What you have to do –
Copy each line that has the string "ظرفیت" somewhere in it.
━━━━━ Material ━━━━━
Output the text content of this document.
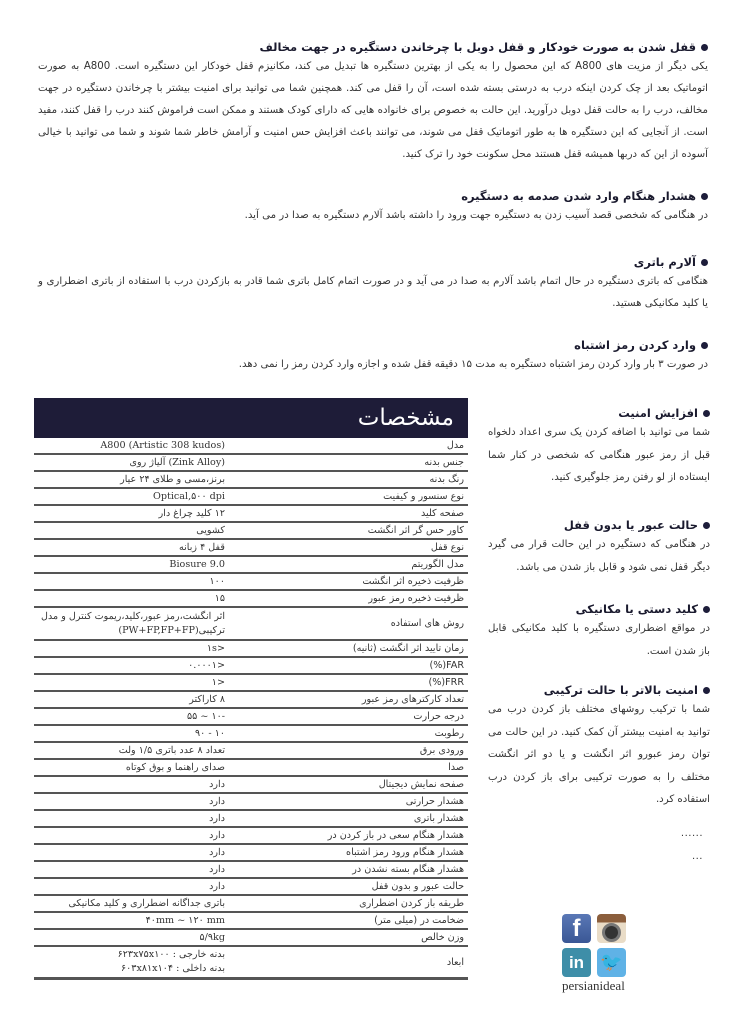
قفل شدن به صورت خودکار و قفل دوبل با چرخاندن دستگیره در جهت مخالف
یکی دیگر از مزیت های A800 که این محصول را به یکی از بهترین دستگیره ها تبدیل می کند، مکانیزم قفل خودکار این دستگیره است. A800 به صورت اتوماتیک بعد از چک کردن اینکه درب به درستی بسته شده است، آن را قفل می کند. همچنین شما می توانید برای امنیت بیشتر با چرخاندن دستگیره در جهت مخالف، درب را به حالت قفل دوبل درآورید. این حالت به خصوص برای خانواده هایی که دارای کودک هستند و ممکن است فراموش کنند درب را قفل کنند، مفید است. از آنجایی که این دستگیره ها به طور اتوماتیک قفل می شوند، می توانند باعث افزایش حس امنیت و آرامش خاطر شما شوند و شما می توانید با خیالی آسوده از این که دربها همیشه قفل هستند محل سکونت خود را ترک کنید.
هشدار هنگام وارد شدن صدمه به دستگیره
در هنگامی که شخصی قصد آسیب زدن به دستگیره جهت ورود را داشته باشد آلارم دستگیره به صدا در می آید.
آلارم باتری
هنگامی که باتری دستگیره در حال اتمام باشد آلارم به صدا در می آید و در صورت اتمام کامل باتری شما قادر به بازکردن درب با استفاده از باتری اضطراری و یا کلید مکانیکی هستید.
وارد کردن رمز اشتباه
در صورت ۳ بار وارد کردن رمز اشتباه دستگیره به مدت ۱۵ دقیقه قفل شده و اجازه وارد کردن رمز را نمی دهد.
مشخصات
مدل
A800 (Artistic 308 kudos)
جنس بدنه
(Zink Alloy) آلیاژ روی
رنگ بدنه
برنز،مسی و طلای ۲۴ عیار
نوع سنسور و کیفیت
Optical,۵۰۰ dpi
صفحه کلید
۱۲ کلید چراغ دار
کاور حس گر اثر انگشت
کشویی
نوع قفل
قفل ۴ زبانه
مدل الگوریتم
Biosure 9.0
ظرفیت ذخیره اثر انگشت
۱۰۰
ظرفیت ذخیره رمز عبور
۱۵
روش های استفاده
اثر انگشت،رمز عبور،کلید،ریموت کنترل و مدل ترکیبی(PW+FP,FP+FP)
زمان تایید اثر انگشت (ثانیه)
<۱s
FAR(%)
<۰.۰۰۰۱
FRR(%)
<۱
تعداد کارکترهای رمز عبور
۸ کاراکتر
درجه حرارت
-۱۰ ~ ۵۵
رطوبت
۱۰ - ۹۰
ورودی برق
تعداد ۸ عدد باتری ۱/۵ ولت
صدا
صدای راهنما و بوق کوتاه
صفحه نمایش دیجیتال
دارد
هشدار حرارتی
دارد
هشدار باتری
دارد
هشدار هنگام سعی در باز کردن در
دارد
هشدار هنگام ورود رمز اشتباه
دارد
هشدار هنگام بسته نشدن در
دارد
حالت عبور و بدون قفل
دارد
طریقه باز کردن اضطراری
باتری جداگانه اضطراری و کلید مکانیکی
ضخامت در (میلی متر)
۴۰mm ~ ۱۲۰ mm
وزن خالص
۵/۹kg
ابعاد
بدنه خارجی : ۶۲۳x۷۵x۱۰۰
بدنه داخلی : ۶۰۳x۸۱x۱۰۴
افزایش امنیت
شما می توانید با اضافه کردن یک سری اعداد دلخواه قبل از رمز عبور هنگامی که شخصی در کنار شما ایستاده از لو رفتن رمز جلوگیری کنید.
حالت عبور یا بدون قفل
در هنگامی که دستگیره در این حالت قرار می گیرد دیگر قفل نمی شود و قابل باز شدن می باشد.
کلید دستی یا مکانیکی
در مواقع اضطراری دستگیره با کلید مکانیکی قابل باز شدن است.
امنیت بالاتر با حالت ترکیبی
شما با ترکیب روشهای مختلف باز کردن درب می توانید به امنیت بیشتر آن کمک کنید. در این حالت می توان رمز عبورو اثر انگشت و یا دو اثر انگشت مختلف را به صورت ترکیبی برای باز کردن درب استفاده کرد.
......
...
f
in 🐦
persianideal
━━━━━
Problem solution –
ظرفیت ذخیره اثر انگشت
ظرفیت ذخیره رمز عبور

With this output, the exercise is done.